**PROBLEM TO SOLVE**
Below are records; count the lines in them that hold "voting" and give only the count.

**PROVIDED DATA**
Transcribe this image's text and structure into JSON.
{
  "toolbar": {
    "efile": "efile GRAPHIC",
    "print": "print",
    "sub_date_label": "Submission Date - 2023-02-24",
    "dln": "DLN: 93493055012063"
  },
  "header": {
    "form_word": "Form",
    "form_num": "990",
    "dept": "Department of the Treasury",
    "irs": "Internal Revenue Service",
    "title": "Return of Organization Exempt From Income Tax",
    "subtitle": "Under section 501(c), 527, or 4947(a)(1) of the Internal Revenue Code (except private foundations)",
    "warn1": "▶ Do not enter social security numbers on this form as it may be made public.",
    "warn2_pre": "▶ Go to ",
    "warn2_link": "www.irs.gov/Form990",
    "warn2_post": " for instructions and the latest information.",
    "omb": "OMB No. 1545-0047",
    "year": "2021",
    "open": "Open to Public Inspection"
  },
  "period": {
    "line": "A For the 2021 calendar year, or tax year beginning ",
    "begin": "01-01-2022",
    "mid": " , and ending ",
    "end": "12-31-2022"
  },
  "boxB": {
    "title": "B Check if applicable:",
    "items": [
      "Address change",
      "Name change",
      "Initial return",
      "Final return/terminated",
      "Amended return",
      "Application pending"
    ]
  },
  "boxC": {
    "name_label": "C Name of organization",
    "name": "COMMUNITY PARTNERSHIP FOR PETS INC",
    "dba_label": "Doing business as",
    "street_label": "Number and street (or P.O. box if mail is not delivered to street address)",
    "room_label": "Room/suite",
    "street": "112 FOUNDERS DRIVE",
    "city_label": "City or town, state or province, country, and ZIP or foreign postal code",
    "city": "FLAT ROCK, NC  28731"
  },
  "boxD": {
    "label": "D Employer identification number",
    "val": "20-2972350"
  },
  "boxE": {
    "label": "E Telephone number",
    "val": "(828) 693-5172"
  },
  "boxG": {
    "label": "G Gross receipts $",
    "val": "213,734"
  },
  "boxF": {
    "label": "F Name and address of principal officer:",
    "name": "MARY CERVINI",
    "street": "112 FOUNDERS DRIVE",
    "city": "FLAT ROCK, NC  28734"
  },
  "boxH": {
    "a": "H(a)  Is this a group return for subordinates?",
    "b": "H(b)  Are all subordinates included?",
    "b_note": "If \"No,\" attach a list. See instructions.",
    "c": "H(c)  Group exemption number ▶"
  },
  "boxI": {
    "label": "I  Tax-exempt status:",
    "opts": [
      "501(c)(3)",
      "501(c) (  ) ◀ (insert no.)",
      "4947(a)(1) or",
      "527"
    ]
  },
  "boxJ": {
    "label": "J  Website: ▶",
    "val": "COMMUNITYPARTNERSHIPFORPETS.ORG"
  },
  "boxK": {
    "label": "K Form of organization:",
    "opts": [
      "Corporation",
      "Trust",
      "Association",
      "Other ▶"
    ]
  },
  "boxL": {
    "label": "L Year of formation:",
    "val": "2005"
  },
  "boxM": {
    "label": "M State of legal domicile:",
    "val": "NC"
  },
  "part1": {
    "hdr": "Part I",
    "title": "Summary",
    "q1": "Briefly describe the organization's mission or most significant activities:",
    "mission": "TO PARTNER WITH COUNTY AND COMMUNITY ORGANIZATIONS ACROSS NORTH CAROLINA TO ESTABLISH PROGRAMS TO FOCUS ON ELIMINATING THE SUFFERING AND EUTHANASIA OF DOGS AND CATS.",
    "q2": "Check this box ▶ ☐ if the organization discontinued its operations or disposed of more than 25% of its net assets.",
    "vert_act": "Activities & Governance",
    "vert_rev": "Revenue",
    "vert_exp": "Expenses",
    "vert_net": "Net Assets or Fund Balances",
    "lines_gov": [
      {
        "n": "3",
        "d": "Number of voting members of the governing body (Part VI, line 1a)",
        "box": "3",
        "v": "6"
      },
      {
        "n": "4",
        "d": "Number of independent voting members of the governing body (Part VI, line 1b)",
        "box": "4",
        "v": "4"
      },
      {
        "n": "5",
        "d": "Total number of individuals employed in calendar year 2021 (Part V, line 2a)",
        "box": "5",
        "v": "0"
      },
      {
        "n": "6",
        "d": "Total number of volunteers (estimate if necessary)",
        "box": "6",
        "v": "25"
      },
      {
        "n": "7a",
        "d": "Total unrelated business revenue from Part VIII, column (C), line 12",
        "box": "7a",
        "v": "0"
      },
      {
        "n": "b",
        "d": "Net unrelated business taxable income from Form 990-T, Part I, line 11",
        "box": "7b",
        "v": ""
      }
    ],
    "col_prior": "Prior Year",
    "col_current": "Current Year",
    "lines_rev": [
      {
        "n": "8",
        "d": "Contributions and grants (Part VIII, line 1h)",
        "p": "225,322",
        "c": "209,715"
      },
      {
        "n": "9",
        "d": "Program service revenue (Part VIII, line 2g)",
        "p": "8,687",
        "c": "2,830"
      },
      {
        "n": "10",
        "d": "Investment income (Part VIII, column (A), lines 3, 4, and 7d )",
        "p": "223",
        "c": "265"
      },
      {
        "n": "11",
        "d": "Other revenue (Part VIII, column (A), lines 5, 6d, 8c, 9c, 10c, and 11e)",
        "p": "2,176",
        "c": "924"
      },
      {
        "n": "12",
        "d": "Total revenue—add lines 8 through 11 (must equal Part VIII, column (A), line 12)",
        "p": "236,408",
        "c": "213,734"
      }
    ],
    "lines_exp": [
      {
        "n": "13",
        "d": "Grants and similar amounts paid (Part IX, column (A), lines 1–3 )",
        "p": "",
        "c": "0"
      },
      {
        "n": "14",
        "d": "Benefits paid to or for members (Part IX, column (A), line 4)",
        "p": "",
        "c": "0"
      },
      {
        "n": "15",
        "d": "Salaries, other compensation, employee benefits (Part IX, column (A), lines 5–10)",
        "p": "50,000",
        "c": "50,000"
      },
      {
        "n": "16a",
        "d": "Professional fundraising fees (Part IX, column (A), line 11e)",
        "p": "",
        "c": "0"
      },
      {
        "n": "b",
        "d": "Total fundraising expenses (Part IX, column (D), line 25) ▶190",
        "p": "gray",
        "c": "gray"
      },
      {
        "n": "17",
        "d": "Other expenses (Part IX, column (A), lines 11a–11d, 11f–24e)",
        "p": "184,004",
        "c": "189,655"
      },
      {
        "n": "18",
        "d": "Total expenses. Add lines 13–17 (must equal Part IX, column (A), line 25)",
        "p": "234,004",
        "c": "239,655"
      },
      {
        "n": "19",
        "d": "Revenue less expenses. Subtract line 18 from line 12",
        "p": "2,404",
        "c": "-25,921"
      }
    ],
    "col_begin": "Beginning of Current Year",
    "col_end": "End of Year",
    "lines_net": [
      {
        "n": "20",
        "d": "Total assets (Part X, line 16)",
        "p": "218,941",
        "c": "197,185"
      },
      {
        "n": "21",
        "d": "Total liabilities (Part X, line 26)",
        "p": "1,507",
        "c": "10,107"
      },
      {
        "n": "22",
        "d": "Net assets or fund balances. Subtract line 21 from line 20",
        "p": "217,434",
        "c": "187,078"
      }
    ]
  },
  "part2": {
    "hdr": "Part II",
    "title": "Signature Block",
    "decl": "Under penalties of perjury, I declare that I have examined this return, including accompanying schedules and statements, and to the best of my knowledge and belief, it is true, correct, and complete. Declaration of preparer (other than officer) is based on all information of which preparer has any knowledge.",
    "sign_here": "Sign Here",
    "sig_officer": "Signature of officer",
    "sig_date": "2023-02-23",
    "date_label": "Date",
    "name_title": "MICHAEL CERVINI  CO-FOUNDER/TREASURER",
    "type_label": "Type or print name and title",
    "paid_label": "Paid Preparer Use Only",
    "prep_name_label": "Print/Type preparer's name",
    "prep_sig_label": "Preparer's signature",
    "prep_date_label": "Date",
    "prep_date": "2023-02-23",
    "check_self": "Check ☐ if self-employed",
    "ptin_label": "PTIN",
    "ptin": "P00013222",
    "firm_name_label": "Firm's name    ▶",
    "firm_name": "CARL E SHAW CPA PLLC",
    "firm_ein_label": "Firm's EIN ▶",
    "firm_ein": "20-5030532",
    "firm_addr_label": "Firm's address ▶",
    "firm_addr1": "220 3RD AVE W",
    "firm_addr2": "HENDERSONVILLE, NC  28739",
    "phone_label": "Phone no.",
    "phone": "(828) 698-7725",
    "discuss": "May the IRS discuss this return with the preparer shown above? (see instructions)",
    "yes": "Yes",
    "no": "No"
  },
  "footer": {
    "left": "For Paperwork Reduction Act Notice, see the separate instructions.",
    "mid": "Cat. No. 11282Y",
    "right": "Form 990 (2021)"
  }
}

**EXERCISE RESPONSE**
2